[Listed entries start]
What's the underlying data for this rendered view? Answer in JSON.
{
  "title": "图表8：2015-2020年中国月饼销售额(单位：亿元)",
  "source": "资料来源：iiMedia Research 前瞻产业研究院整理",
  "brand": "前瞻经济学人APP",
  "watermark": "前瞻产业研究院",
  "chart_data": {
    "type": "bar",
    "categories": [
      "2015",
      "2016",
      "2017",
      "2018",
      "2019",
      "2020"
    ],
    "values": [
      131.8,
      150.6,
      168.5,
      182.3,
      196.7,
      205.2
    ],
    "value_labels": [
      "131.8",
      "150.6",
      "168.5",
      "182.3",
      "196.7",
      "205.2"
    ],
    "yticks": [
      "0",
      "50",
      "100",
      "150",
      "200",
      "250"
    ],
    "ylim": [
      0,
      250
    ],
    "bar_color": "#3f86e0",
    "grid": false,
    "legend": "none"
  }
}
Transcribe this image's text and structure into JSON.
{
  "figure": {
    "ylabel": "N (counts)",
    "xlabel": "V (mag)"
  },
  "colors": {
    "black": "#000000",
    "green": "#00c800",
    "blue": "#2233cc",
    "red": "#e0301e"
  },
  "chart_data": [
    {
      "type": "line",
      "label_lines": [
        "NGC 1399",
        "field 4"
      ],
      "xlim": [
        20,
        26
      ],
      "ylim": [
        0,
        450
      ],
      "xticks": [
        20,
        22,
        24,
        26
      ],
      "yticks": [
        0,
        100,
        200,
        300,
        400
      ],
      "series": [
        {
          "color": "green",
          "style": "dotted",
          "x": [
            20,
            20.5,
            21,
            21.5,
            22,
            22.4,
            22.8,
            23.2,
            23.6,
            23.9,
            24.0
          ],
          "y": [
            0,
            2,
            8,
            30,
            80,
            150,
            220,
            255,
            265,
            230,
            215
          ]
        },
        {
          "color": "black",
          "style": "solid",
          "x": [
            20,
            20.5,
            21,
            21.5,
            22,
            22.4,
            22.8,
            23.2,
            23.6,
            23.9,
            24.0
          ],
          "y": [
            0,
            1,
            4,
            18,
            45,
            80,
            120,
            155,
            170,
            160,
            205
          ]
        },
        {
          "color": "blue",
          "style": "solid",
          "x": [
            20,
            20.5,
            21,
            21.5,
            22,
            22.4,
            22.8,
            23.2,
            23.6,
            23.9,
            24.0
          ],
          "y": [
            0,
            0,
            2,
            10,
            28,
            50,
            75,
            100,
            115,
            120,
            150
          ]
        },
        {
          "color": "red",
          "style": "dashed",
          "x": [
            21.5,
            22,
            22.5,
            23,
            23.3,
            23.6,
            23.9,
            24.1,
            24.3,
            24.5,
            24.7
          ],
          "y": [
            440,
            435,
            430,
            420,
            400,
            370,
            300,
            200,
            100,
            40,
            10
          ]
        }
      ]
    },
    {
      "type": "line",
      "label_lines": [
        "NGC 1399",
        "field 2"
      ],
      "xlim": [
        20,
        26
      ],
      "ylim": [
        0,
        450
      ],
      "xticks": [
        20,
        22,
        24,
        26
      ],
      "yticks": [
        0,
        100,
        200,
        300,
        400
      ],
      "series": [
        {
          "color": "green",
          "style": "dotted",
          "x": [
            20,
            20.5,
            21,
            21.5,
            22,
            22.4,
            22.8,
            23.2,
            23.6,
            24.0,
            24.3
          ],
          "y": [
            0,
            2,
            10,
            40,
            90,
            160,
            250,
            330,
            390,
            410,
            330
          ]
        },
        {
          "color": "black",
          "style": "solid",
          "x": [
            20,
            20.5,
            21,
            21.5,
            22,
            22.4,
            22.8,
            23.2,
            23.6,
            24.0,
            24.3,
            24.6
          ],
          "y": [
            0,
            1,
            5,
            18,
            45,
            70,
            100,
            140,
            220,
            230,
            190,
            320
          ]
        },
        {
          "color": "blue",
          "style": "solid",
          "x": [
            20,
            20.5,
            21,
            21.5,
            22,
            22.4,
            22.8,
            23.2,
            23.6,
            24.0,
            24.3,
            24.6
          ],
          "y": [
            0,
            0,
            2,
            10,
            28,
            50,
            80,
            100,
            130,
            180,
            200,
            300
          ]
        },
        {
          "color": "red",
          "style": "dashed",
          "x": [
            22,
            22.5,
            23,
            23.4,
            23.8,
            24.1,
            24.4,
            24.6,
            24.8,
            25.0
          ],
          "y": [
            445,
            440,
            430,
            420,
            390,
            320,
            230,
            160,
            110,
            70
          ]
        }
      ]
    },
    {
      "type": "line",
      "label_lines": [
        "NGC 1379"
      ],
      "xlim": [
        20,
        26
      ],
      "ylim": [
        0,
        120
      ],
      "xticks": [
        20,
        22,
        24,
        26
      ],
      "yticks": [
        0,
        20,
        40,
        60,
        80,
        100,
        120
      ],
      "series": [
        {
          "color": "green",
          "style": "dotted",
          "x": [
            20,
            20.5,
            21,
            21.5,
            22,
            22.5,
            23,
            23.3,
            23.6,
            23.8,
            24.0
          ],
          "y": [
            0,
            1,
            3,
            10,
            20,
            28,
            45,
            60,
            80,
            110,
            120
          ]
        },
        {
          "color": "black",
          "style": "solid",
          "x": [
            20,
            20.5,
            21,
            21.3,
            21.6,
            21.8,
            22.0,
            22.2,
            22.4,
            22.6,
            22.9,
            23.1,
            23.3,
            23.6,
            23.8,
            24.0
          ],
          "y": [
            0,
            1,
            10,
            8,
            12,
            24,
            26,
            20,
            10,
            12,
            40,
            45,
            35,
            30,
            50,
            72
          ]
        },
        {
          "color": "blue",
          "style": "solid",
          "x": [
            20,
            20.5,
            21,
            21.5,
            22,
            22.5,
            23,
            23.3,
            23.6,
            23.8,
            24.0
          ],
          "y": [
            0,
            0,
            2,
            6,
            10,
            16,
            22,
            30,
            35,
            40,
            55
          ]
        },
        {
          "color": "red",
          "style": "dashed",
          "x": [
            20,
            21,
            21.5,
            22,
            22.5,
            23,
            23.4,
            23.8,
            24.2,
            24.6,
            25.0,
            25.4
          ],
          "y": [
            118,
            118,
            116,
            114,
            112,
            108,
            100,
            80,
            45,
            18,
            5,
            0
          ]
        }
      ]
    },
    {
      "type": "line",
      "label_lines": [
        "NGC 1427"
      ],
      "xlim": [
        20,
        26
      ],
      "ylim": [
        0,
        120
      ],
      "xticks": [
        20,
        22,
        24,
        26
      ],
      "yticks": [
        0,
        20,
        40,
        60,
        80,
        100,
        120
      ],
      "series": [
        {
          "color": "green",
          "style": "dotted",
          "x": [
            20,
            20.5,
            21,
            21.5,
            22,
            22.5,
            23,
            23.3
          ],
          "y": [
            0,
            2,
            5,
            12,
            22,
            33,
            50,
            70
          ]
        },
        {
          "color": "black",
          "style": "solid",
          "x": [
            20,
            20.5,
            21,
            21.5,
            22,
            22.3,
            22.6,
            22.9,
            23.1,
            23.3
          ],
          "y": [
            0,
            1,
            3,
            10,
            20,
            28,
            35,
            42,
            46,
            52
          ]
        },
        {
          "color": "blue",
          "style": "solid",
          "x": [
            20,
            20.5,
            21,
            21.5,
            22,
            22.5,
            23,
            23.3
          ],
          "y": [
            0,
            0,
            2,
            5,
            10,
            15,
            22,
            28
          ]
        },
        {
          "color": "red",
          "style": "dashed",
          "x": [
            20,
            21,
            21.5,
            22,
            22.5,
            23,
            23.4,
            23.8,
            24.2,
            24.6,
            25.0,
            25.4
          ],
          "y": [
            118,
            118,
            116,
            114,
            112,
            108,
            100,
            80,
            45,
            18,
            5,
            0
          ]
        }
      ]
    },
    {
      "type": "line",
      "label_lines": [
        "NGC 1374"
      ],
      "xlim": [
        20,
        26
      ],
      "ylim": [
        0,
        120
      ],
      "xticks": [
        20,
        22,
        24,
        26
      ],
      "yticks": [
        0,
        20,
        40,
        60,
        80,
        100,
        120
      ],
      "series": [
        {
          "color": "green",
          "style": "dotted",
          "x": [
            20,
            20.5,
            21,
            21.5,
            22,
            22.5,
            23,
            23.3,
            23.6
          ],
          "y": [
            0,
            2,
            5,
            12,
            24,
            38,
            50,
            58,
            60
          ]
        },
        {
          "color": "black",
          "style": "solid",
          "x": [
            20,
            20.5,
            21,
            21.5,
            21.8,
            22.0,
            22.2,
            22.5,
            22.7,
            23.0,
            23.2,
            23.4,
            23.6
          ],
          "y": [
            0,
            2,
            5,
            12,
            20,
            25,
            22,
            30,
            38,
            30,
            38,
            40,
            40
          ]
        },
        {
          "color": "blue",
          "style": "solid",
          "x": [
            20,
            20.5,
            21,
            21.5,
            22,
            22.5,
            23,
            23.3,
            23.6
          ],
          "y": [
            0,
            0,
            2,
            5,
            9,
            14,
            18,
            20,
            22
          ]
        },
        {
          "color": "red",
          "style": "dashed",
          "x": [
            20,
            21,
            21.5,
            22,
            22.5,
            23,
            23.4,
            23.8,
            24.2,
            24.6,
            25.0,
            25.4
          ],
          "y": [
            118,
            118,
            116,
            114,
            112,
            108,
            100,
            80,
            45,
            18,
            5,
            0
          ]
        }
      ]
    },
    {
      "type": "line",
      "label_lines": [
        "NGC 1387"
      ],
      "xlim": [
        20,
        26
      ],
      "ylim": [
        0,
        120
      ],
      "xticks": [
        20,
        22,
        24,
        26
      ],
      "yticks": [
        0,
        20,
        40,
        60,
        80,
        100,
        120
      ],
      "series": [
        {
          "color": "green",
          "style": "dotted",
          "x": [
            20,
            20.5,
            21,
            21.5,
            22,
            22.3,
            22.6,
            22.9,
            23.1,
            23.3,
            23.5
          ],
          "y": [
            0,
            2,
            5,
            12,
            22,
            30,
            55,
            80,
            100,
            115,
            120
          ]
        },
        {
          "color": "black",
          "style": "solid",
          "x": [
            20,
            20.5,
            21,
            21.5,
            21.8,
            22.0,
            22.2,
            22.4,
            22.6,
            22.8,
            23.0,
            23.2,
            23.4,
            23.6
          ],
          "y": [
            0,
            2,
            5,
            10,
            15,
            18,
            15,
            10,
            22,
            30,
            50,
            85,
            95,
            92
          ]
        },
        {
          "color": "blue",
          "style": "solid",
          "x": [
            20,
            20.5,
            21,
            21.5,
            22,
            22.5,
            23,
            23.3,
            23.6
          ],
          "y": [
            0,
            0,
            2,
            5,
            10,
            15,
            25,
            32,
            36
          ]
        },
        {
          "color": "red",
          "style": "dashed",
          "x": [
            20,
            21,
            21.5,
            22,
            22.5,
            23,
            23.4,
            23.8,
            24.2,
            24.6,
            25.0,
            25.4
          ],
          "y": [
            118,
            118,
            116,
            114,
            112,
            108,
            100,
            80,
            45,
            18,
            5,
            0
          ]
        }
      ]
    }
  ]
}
[Listed entries end]
_Task:_ Look for "this" and pull out every line that has it.

_Result below:_
What's the underlying data for this rendered view? Answer in JSON.
Transcribe this image's text and structure into JSON.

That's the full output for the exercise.